Work to be completed:
Can all of these lines be returned exactly?

Source material:
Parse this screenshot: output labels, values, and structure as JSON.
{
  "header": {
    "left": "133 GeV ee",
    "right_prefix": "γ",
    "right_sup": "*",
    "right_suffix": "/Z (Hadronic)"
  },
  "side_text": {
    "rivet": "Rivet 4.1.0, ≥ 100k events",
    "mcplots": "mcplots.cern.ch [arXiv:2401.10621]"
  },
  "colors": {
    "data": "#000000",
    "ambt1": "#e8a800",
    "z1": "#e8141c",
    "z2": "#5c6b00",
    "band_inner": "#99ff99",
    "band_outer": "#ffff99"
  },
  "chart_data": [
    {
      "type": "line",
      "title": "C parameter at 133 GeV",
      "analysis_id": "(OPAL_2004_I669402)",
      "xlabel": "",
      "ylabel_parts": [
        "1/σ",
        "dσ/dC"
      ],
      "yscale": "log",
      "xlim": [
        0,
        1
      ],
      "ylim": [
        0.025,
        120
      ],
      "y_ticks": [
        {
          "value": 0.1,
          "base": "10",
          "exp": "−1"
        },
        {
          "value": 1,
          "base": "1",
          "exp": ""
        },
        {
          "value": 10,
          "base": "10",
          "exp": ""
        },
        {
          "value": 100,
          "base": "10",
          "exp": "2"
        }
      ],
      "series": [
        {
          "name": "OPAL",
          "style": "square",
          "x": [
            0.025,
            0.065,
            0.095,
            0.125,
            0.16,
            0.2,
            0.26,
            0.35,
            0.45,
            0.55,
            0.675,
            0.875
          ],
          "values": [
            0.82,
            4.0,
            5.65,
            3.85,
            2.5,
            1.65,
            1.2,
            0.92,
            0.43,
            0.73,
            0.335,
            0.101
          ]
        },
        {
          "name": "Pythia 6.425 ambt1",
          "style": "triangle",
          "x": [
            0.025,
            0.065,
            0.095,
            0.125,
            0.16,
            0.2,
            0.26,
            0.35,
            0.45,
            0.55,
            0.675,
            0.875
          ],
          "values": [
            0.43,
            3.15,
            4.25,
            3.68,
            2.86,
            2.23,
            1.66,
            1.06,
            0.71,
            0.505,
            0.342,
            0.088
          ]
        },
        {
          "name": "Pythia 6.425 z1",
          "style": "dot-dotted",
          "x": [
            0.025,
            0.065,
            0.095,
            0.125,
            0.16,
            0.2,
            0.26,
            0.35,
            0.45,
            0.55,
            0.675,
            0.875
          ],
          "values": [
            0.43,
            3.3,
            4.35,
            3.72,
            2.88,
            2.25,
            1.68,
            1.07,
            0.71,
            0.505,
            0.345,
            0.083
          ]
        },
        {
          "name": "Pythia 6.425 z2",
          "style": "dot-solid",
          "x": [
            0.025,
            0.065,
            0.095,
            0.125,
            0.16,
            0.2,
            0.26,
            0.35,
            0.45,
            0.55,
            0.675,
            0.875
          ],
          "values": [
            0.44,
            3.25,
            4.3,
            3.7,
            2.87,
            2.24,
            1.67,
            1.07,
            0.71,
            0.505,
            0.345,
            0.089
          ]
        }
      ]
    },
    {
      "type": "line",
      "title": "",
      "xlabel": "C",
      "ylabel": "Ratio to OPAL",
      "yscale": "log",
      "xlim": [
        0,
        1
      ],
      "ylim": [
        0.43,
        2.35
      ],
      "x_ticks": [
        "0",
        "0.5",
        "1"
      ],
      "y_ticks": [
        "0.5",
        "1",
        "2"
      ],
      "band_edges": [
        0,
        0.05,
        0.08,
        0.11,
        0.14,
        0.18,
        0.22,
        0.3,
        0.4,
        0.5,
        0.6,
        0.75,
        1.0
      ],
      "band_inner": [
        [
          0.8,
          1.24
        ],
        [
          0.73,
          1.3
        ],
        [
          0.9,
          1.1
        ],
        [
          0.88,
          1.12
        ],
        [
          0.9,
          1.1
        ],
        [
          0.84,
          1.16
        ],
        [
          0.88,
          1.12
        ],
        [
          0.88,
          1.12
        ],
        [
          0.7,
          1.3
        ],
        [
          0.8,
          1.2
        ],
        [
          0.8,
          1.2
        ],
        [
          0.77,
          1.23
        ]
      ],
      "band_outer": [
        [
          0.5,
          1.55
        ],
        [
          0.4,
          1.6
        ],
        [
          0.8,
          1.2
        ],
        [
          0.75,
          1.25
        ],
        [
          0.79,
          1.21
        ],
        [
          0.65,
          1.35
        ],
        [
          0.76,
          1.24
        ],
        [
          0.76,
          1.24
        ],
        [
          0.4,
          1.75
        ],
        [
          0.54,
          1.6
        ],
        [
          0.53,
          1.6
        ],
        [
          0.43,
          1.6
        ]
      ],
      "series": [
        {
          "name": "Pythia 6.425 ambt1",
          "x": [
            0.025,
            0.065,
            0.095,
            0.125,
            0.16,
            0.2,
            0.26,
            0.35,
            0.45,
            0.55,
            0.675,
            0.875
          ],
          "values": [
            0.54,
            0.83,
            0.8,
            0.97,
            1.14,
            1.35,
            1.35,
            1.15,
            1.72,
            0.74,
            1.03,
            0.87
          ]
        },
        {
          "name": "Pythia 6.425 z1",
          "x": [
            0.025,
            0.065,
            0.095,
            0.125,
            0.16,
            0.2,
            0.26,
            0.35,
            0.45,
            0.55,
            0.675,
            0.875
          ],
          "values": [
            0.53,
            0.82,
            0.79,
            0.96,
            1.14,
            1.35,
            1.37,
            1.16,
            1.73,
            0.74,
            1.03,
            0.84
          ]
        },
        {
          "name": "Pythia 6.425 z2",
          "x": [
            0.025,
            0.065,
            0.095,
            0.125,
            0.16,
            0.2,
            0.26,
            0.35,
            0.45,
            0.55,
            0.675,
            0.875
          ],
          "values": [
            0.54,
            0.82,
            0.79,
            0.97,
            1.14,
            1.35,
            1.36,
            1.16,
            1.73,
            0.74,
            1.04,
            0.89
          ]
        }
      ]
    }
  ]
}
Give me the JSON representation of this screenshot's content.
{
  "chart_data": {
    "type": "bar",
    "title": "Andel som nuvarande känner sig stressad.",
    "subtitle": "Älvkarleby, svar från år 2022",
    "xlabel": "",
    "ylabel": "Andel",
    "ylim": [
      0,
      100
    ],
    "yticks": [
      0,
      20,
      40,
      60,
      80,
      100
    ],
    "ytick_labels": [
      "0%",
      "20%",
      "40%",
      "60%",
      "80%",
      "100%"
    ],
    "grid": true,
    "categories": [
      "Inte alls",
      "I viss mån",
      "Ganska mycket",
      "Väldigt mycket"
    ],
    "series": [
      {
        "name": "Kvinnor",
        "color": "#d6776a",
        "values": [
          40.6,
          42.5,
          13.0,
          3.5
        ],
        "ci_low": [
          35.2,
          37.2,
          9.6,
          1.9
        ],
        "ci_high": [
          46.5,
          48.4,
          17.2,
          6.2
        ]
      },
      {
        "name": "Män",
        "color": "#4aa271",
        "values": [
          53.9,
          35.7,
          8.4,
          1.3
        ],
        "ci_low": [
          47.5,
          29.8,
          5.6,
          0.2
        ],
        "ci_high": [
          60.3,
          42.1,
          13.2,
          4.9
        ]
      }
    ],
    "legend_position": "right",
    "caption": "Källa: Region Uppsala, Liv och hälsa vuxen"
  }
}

Written response:
Parse this screenshot: output labels, values, and structure as JSON.
{
  "header": {
    "left": "133 GeV ee",
    "right_prefix": "γ",
    "right_sup": "*",
    "right_suffix": "/Z (Hadronic)"
  },
  "side_text": {
    "rivet": "Rivet 4.1.0, ≥ 100k events",
    "mcplots": "mcplots.cern.ch [arXiv:2401.10621]"
  },
  "colors": {
    "data": "#000000",
    "ambt1": "#e8a800",
    "z1": "#e8141c",
    "z2": "#5c6b00",
    "band_inner": "#99ff99",
    "band_outer": "#ffff99"
  },
  "chart_data": [
    {
      "type": "line",
      "title": "C parameter at 133 GeV",
      "analysis_id": "(OPAL_2004_I669402)",
      "xlabel": "",
      "ylabel_parts": [
        "1/σ",
        "dσ/dC"
      ],
      "yscale": "log",
      "xlim": [
        0,
        1
      ],
      "ylim": [
        0.025,
        120
      ],
      "y_ticks": [
        {
          "value": 0.1,
          "base": "10",
          "exp": "−1"
        },
        {
          "value": 1,
          "base": "1",
          "exp": ""
        },
        {
          "value": 10,
          "base": "10",
          "exp": ""
        },
        {
          "value": 100,
          "base": "10",
          "exp": "2"
        }
      ],
      "series": [
        {
          "name": "OPAL",
          "style": "square",
          "x": [
            0.025,
            0.065,
            0.095,
            0.125,
            0.16,
            0.2,
            0.26,
            0.35,
            0.45,
            0.55,
            0.675,
            0.875
          ],
          "values": [
            0.82,
            4.0,
            5.65,
            3.85,
            2.5,
            1.65,
            1.2,
            0.92,
            0.43,
            0.73,
            0.335,
            0.101
          ]
        },
        {
          "name": "Pythia 6.425 ambt1",
          "style": "triangle",
          "x": [
            0.025,
            0.065,
            0.095,
            0.125,
            0.16,
            0.2,
            0.26,
            0.35,
            0.45,
            0.55,
            0.675,
            0.875
          ],
          "values": [
            0.43,
            3.15,
            4.25,
            3.68,
            2.86,
            2.23,
            1.66,
            1.06,
            0.71,
            0.505,
            0.342,
            0.088
          ]
        },
        {
          "name": "Pythia 6.425 z1",
          "style": "dot-dotted",
          "x": [
            0.025,
            0.065,
            0.095,
            0.125,
            0.16,
            0.2,
            0.26,
            0.35,
            0.45,
            0.55,
            0.675,
            0.875
          ],
          "values": [
            0.43,
            3.3,
            4.35,
            3.72,
            2.88,
            2.25,
            1.68,
            1.07,
            0.71,
            0.505,
            0.345,
            0.083
          ]
        },
        {
          "name": "Pythia 6.425 z2",
          "style": "dot-solid",
          "x": [
            0.025,
            0.065,
            0.095,
            0.125,
            0.16,
            0.2,
            0.26,
            0.35,
            0.45,
            0.55,
            0.675,
            0.875
          ],
          "values": [
            0.44,
            3.25,
            4.3,
            3.7,
            2.87,
            2.24,
            1.67,
            1.07,
            0.71,
            0.505,
            0.345,
            0.089
          ]
        }
      ]
    },
    {
      "type": "line",
      "title": "",
      "xlabel": "C",
      "ylabel": "Ratio to OPAL",
      "yscale": "log",
      "xlim": [
        0,
        1
      ],
      "ylim": [
        0.43,
        2.35
      ],
      "x_ticks": [
        "0",
        "0.5",
        "1"
      ],
      "y_ticks": [
        "0.5",
        "1",
        "2"
      ],
      "band_edges": [
        0,
        0.05,
        0.08,
        0.11,
        0.14,
        0.18,
        0.22,
        0.3,
        0.4,
        0.5,
        0.6,
        0.75,
        1.0
      ],
      "band_inner": [
        [
          0.8,
          1.24
        ],
        [
          0.73,
          1.3
        ],
        [
          0.9,
          1.1
        ],
        [
          0.88,
          1.12
        ],
        [
          0.9,
          1.1
        ],
        [
          0.84,
          1.16
        ],
        [
          0.88,
          1.12
        ],
        [
          0.88,
          1.12
        ],
        [
          0.7,
          1.3
        ],
        [
          0.8,
          1.2
        ],
        [
          0.8,
          1.2
        ],
        [
          0.77,
          1.23
        ]
      ],
      "band_outer": [
        [
          0.5,
          1.55
        ],
        [
          0.4,
          1.6
        ],
        [
          0.8,
          1.2
        ],
        [
          0.75,
          1.25
        ],
        [
          0.79,
          1.21
        ],
        [
          0.65,
          1.35
        ],
        [
          0.76,
          1.24
        ],
        [
          0.76,
          1.24
        ],
        [
          0.4,
          1.75
        ],
        [
          0.54,
          1.6
        ],
        [
          0.53,
          1.6
        ],
        [
          0.43,
          1.6
        ]
      ],
      "series": [
        {
          "name": "Pythia 6.425 ambt1",
          "x": [
            0.025,
            0.065,
            0.095,
            0.125,
            0.16,
            0.2,
            0.26,
            0.35,
            0.45,
            0.55,
            0.675,
            0.875
          ],
          "values": [
            0.54,
            0.83,
            0.8,
            0.97,
            1.14,
            1.35,
            1.35,
            1.15,
            1.72,
            0.74,
            1.03,
            0.87
          ]
        },
        {
          "name": "Pythia 6.425 z1",
          "x": [
            0.025,
            0.065,
            0.095,
            0.125,
            0.16,
            0.2,
            0.26,
            0.35,
            0.45,
            0.55,
            0.675,
            0.875
          ],
          "values": [
            0.53,
            0.82,
            0.79,
            0.96,
            1.14,
            1.35,
            1.37,
            1.16,
            1.73,
            0.74,
            1.03,
            0.84
          ]
        },
        {
          "name": "Pythia 6.425 z2",
          "x": [
            0.025,
            0.065,
            0.095,
            0.125,
            0.16,
            0.2,
            0.26,
            0.35,
            0.45,
            0.55,
            0.675,
            0.875
          ],
          "values": [
            0.54,
            0.82,
            0.79,
            0.97,
            1.14,
            1.35,
            1.36,
            1.16,
            1.73,
            0.74,
            1.04,
            0.89
          ]
        }
      ]
    }
  ]
}
Give me the JSON representation of this screenshot's content.
{
  "chart_data": {
    "type": "bar",
    "title": "Andel som nuvarande känner sig stressad.",
    "subtitle": "Älvkarleby, svar från år 2022",
    "xlabel": "",
    "ylabel": "Andel",
    "ylim": [
      0,
      100
    ],
    "yticks": [
      0,
      20,
      40,
      60,
      80,
      100
    ],
    "ytick_labels": [
      "0%",
      "20%",
      "40%",
      "60%",
      "80%",
      "100%"
    ],
    "grid": true,
    "categories": [
      "Inte alls",
      "I viss mån",
      "Ganska mycket",
      "Väldigt mycket"
    ],
    "series": [
      {
        "name": "Kvinnor",
        "color": "#d6776a",
        "values": [
          40.6,
          42.5,
          13.0,
          3.5
        ],
        "ci_low": [
          35.2,
          37.2,
          9.6,
          1.9
        ],
        "ci_high": [
          46.5,
          48.4,
          17.2,
          6.2
        ]
      },
      {
        "name": "Män",
        "color": "#4aa271",
        "values": [
          53.9,
          35.7,
          8.4,
          1.3
        ],
        "ci_low": [
          47.5,
          29.8,
          5.6,
          0.2
        ],
        "ci_high": [
          60.3,
          42.1,
          13.2,
          4.9
        ]
      }
    ],
    "legend_position": "right",
    "caption": "Källa: Region Uppsala, Liv och hälsa vuxen"
  }
}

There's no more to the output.